Begin
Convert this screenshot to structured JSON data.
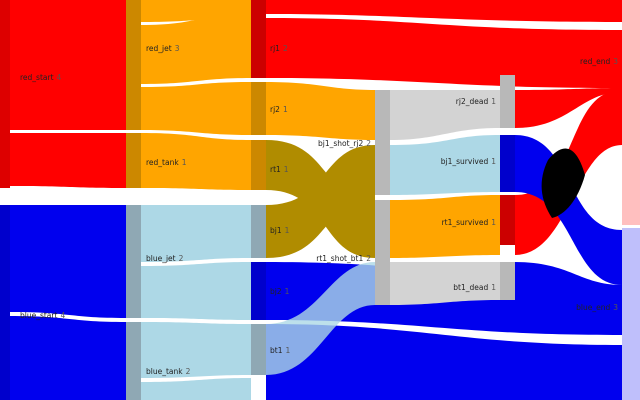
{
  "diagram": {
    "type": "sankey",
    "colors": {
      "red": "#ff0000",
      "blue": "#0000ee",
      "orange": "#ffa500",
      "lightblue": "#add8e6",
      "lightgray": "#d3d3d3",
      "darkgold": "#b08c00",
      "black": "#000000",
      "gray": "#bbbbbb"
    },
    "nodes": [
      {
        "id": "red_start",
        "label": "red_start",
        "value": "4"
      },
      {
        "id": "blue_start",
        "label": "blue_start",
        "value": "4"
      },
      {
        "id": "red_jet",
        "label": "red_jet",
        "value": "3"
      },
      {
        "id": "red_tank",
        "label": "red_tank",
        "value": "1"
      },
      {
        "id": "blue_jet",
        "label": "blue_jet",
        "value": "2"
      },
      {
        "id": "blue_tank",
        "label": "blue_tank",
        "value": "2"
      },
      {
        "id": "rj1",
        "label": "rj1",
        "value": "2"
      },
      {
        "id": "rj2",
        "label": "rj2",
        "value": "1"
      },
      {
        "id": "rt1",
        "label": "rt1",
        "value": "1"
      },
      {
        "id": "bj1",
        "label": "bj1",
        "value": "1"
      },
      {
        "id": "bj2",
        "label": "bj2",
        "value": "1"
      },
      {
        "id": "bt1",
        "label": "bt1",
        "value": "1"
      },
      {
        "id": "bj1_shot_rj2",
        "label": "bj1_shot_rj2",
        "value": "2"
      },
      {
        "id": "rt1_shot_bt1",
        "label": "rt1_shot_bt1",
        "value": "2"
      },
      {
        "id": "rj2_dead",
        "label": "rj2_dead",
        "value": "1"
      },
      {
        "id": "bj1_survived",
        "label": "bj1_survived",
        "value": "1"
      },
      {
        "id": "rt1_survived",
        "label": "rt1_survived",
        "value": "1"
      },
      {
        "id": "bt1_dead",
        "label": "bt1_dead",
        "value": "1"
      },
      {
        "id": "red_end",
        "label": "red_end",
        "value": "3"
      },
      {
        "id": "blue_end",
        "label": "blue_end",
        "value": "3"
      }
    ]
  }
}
End
Begin
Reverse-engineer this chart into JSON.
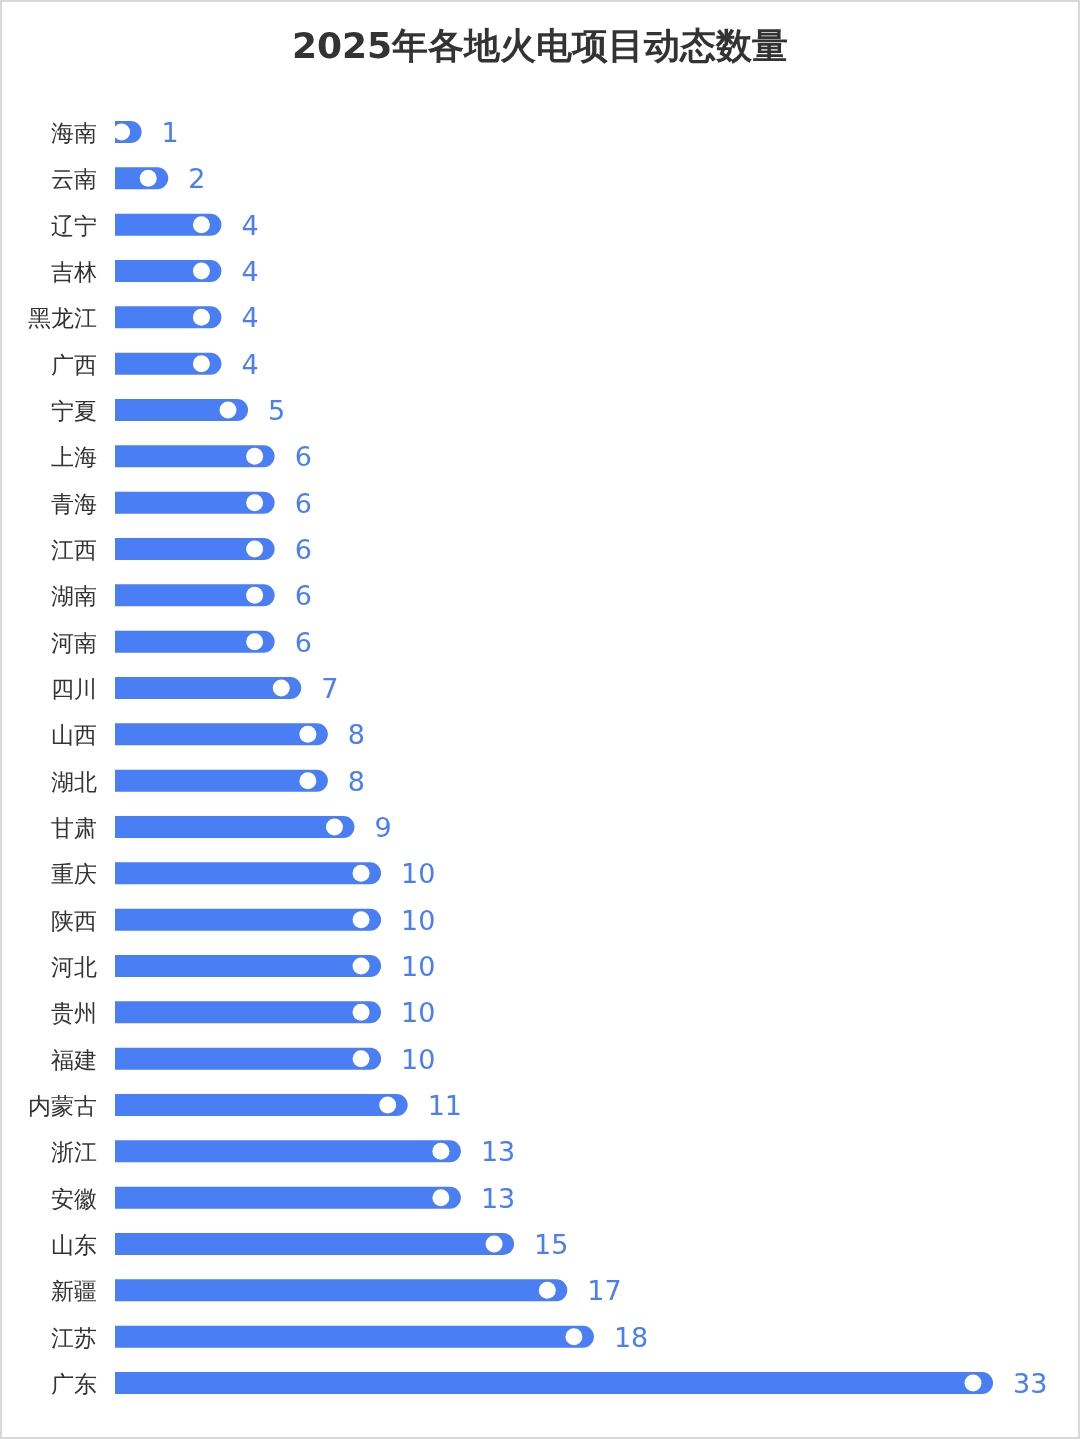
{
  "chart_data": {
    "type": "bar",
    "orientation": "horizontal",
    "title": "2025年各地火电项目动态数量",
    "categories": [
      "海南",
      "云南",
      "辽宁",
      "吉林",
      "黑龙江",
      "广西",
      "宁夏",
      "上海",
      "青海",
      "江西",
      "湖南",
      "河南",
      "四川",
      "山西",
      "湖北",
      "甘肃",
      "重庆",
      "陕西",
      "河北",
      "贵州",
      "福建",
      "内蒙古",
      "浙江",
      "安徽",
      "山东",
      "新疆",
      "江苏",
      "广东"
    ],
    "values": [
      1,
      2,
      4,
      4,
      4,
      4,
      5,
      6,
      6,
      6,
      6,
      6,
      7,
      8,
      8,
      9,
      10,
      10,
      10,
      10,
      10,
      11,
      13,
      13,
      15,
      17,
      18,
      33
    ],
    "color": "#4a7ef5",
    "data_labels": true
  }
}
End
Begin
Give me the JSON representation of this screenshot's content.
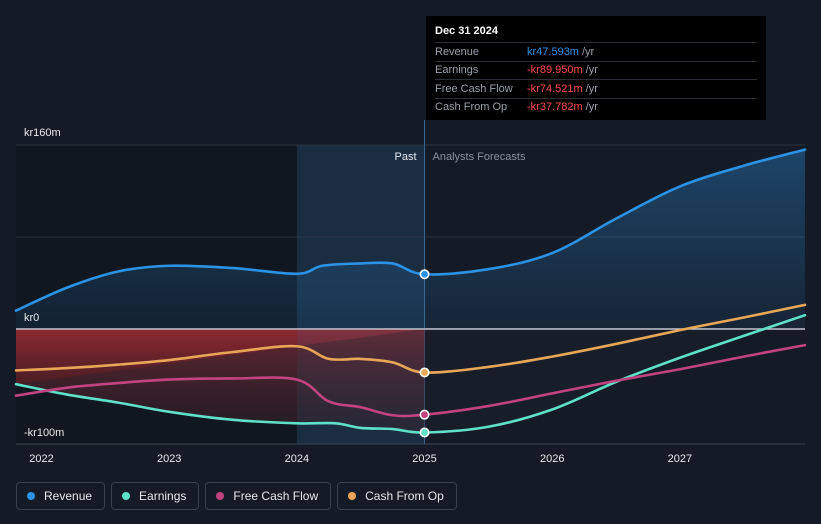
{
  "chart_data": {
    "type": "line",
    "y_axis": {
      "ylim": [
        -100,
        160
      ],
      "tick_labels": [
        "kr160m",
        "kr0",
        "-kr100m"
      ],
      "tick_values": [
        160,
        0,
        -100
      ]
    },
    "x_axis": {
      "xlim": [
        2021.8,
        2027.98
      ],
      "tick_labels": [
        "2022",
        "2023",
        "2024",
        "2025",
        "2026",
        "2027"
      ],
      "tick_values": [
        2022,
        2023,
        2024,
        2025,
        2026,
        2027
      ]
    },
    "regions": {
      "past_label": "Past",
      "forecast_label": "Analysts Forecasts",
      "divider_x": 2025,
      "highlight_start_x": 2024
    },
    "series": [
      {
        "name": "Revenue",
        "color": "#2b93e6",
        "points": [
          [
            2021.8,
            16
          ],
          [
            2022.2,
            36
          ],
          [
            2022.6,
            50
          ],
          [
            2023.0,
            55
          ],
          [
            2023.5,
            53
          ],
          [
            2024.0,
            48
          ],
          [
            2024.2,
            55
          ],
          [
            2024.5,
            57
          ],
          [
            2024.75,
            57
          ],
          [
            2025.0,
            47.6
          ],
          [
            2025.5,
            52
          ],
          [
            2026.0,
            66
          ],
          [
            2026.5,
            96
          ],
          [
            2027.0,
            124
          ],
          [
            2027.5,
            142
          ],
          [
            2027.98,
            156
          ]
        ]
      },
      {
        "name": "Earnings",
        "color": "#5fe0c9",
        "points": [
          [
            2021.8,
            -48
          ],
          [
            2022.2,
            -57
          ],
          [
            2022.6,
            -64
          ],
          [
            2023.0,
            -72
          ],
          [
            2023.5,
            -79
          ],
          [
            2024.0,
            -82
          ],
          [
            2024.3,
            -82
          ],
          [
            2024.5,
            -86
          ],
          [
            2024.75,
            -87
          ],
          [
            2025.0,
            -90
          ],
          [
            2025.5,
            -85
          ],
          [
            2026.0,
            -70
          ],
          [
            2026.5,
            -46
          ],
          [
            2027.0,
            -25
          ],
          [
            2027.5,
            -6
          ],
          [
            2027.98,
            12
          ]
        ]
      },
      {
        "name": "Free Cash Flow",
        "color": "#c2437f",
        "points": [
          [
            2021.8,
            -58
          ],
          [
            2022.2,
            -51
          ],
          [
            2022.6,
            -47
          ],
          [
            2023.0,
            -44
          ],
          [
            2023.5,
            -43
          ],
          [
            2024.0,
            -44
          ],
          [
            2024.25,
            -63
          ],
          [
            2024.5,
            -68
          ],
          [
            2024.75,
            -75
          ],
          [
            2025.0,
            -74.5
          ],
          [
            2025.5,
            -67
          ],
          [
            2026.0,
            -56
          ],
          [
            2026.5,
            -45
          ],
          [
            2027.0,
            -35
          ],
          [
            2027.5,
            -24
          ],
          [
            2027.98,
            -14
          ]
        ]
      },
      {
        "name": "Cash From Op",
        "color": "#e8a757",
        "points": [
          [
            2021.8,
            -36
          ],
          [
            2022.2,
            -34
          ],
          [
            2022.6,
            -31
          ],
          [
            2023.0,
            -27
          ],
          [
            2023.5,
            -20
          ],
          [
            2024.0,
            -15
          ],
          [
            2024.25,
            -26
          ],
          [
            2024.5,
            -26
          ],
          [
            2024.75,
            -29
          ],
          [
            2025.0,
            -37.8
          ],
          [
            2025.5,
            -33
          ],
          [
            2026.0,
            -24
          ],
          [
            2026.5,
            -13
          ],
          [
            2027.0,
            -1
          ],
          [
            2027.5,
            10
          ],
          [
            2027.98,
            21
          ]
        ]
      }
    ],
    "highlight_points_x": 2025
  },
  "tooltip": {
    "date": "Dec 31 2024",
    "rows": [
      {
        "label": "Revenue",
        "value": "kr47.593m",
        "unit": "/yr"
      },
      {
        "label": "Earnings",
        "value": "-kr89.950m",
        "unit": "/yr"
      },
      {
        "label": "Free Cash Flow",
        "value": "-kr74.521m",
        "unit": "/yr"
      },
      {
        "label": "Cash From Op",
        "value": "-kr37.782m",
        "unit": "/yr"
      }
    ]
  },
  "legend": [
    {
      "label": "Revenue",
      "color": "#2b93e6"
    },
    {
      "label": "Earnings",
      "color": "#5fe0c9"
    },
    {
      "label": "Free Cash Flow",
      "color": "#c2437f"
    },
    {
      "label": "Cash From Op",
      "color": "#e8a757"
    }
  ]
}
End
### Exercise details
Write out every line of the entries that holds the word "Flow".

### In response
        "name": "Free Cash Flow",
        "label": "Free Cash Flow",
      "label": "Free Cash Flow",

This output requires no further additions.